§ Written task
Scan the data below for the string "Новая". Copy every line where it appears.

-- START Data to use --

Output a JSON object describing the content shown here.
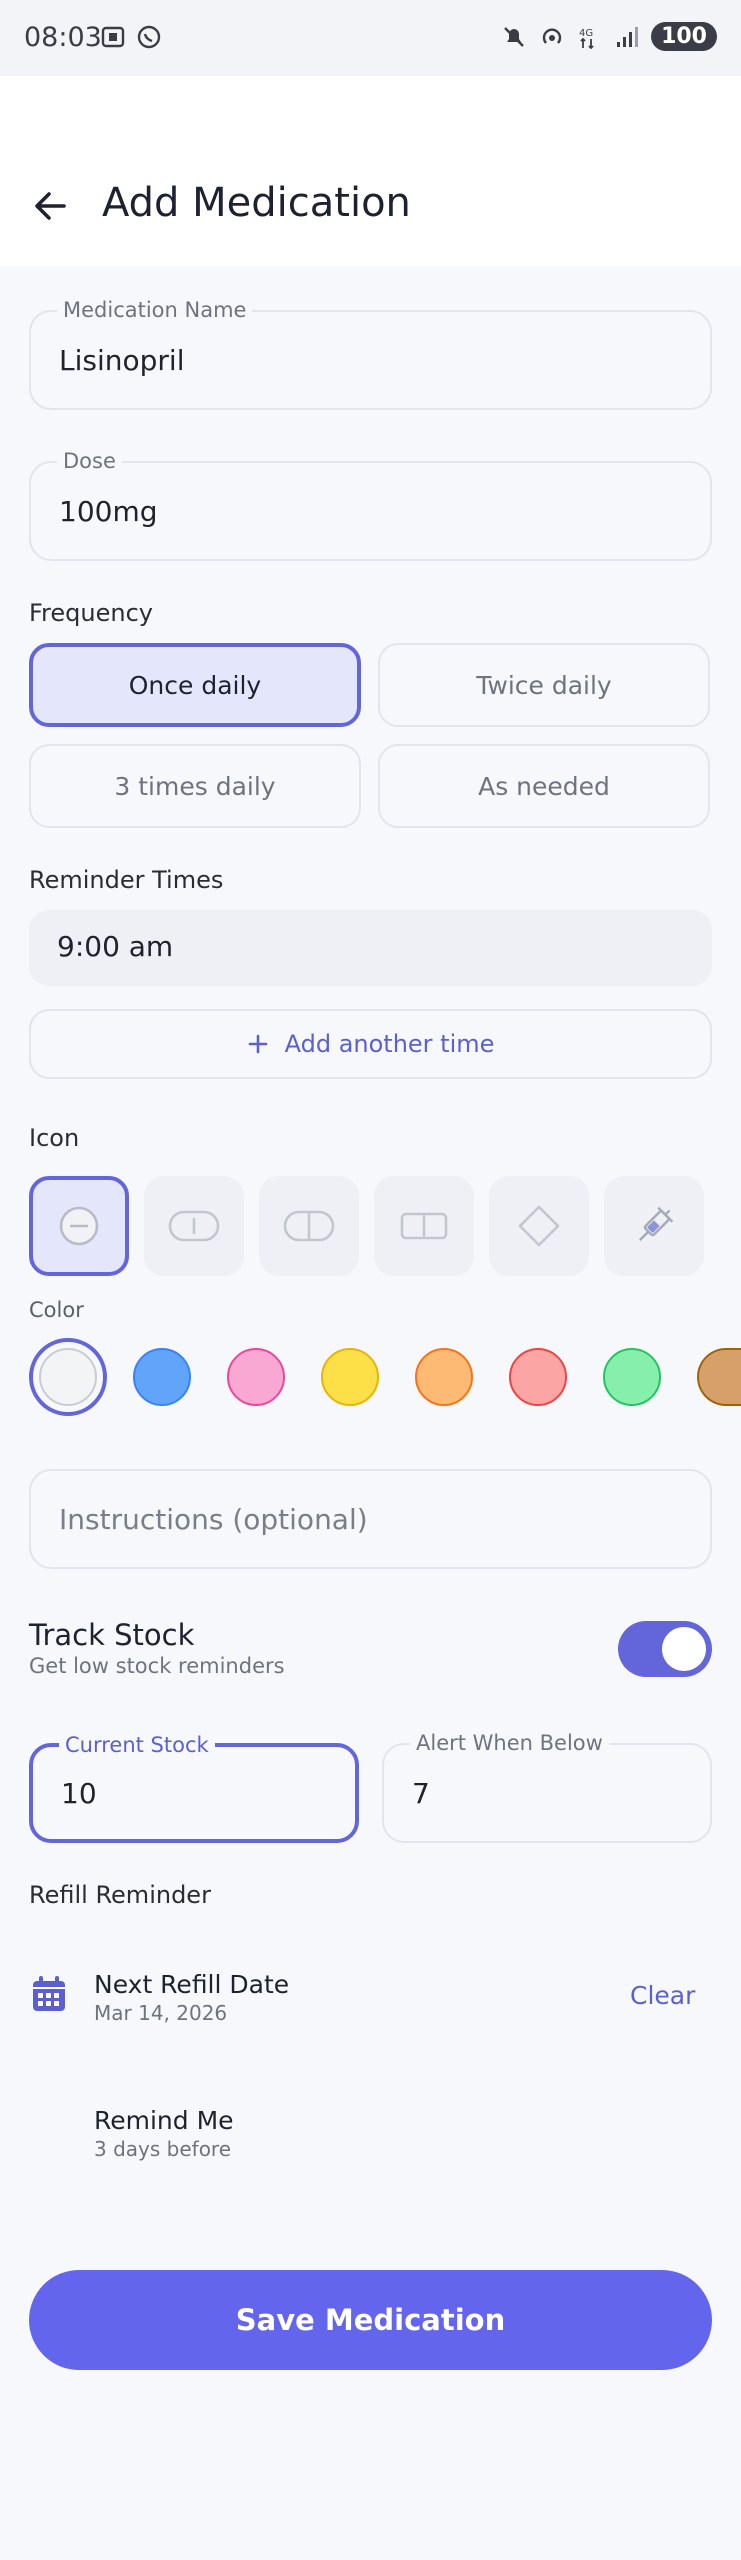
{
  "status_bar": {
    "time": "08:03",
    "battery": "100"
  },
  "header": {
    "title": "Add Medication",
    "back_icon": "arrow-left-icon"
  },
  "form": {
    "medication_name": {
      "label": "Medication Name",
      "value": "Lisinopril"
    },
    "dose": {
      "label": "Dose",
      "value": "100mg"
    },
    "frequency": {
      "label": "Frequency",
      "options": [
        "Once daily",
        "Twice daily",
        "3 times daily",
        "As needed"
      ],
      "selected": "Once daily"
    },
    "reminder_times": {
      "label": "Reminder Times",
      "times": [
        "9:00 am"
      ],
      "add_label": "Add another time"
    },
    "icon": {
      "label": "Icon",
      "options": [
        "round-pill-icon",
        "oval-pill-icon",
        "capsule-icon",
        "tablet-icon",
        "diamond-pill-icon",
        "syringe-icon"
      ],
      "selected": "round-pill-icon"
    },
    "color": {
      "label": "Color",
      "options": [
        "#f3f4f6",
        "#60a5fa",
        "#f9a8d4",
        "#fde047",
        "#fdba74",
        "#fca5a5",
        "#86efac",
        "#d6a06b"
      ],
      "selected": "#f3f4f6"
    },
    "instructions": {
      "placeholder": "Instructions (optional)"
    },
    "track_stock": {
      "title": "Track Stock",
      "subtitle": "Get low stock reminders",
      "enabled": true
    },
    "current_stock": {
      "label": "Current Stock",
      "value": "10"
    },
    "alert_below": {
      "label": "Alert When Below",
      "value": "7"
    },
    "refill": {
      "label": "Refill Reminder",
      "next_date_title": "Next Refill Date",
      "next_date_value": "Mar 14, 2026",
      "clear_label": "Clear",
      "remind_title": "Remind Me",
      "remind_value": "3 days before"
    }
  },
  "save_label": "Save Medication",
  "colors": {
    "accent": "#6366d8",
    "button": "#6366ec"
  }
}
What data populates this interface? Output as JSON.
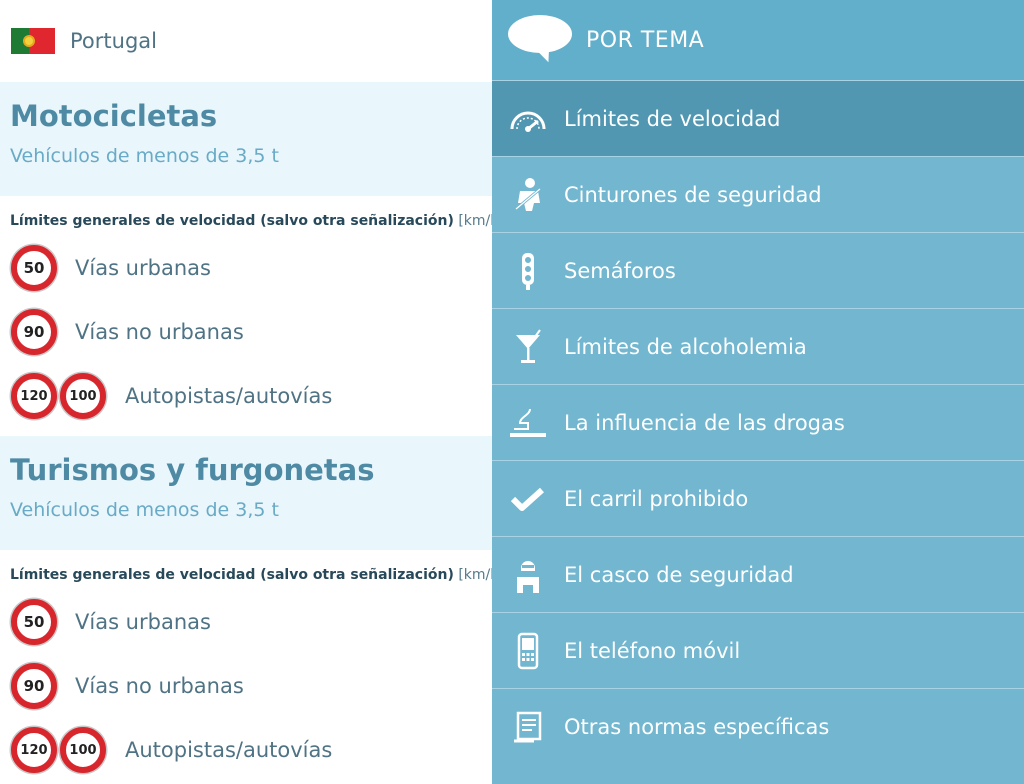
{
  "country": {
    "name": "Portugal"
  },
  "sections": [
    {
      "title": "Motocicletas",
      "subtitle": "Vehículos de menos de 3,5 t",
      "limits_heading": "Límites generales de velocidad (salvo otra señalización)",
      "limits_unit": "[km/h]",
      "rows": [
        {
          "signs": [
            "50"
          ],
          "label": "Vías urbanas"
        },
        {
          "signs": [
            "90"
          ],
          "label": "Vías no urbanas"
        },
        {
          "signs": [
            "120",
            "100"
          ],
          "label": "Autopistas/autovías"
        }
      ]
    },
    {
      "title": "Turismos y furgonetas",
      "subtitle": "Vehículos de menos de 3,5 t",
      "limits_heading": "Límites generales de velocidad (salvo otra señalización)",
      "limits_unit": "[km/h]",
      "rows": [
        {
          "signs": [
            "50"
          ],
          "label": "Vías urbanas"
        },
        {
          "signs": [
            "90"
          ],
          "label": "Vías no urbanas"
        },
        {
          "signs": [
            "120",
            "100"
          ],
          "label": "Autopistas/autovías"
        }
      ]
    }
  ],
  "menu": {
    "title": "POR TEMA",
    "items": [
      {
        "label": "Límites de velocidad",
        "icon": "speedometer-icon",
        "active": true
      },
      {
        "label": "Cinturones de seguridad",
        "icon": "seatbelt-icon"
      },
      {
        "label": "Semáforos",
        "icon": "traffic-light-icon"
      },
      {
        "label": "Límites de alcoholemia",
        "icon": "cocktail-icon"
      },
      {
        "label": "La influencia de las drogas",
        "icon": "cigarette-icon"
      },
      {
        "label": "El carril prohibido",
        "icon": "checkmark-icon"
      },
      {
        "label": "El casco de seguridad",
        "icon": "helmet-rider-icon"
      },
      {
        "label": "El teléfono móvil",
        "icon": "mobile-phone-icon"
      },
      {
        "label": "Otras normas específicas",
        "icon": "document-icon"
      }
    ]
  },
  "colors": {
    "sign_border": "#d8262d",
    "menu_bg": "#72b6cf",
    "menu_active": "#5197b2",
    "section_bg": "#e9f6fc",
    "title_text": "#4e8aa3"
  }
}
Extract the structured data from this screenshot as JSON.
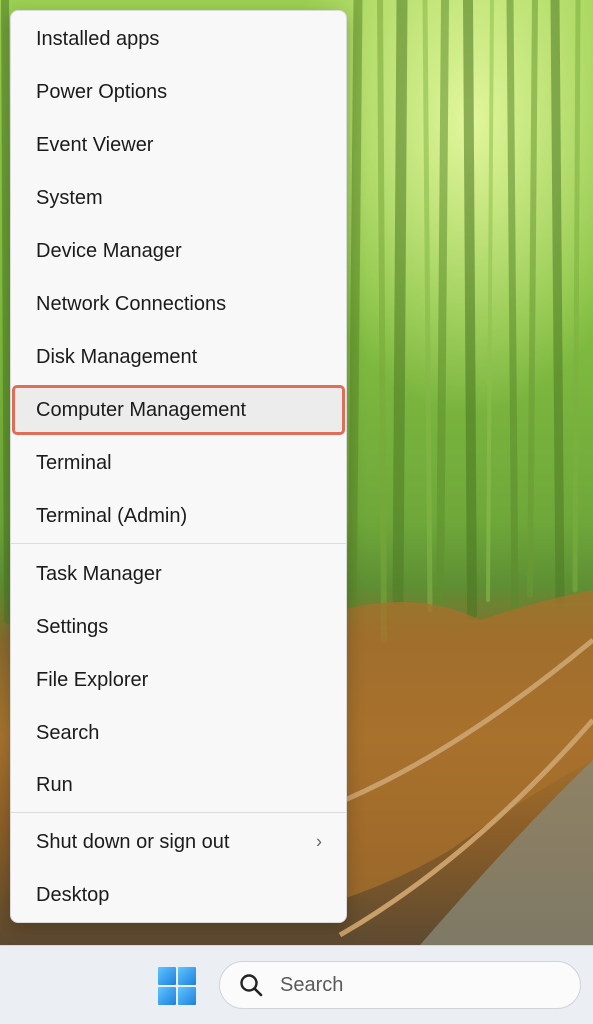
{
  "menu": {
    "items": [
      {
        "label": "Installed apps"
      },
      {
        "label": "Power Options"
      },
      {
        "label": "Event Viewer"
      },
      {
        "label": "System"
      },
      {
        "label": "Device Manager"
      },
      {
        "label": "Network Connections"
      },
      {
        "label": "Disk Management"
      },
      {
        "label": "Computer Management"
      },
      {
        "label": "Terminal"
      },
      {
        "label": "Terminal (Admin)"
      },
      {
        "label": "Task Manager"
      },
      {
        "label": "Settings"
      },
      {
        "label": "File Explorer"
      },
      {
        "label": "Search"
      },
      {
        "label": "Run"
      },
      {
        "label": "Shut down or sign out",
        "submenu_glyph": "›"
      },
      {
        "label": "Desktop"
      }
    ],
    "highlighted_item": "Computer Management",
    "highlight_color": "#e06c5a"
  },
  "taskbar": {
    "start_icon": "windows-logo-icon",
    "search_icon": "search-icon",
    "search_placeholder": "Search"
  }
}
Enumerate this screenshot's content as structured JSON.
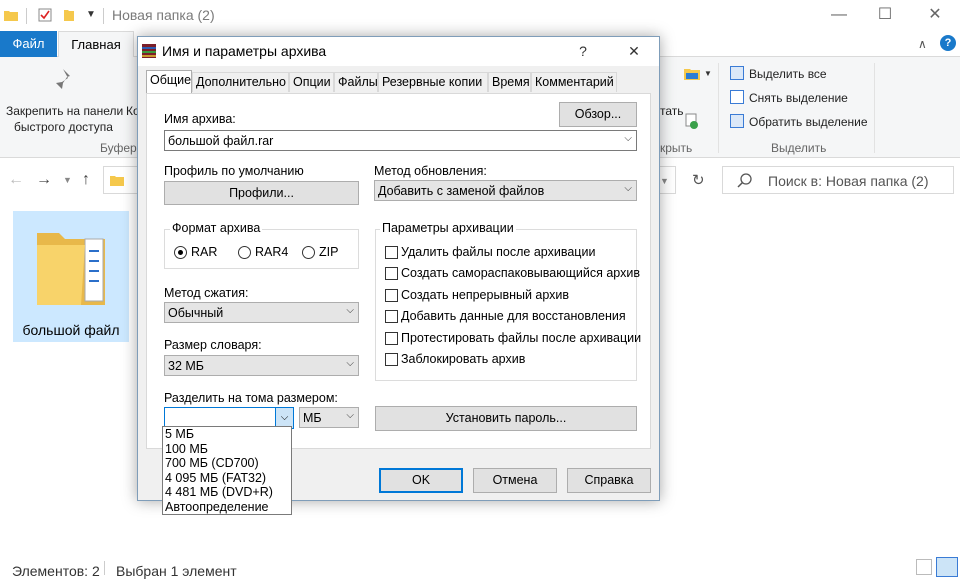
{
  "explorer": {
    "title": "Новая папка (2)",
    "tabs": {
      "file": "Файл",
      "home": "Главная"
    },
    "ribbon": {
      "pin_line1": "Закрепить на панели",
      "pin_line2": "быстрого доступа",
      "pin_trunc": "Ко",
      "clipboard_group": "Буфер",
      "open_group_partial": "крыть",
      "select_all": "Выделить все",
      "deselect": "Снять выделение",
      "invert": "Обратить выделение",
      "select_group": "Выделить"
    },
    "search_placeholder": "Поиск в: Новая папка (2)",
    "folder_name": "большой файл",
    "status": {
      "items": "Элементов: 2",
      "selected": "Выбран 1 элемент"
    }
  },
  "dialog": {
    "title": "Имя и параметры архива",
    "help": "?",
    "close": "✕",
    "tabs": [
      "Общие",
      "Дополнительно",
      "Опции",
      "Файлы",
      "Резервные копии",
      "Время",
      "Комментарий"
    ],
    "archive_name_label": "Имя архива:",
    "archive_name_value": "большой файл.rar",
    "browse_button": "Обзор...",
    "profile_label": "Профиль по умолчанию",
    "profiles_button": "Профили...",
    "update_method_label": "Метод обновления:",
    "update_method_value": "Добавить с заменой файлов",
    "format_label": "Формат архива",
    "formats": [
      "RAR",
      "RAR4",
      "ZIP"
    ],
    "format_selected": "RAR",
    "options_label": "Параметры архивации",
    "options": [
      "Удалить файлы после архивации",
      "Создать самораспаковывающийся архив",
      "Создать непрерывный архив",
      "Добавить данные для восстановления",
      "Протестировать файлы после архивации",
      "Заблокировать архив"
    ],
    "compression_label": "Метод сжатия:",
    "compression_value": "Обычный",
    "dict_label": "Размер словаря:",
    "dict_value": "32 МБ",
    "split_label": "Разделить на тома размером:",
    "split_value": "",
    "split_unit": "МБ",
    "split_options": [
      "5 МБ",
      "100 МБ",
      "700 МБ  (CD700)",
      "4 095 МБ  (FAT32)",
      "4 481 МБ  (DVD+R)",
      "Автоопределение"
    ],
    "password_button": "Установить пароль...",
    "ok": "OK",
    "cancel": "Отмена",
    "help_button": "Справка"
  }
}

-- END Data to use --

§ Task answer
    "title": "Новая папка (2)",
    "search_placeholder": "Поиск в: Новая папка (2)",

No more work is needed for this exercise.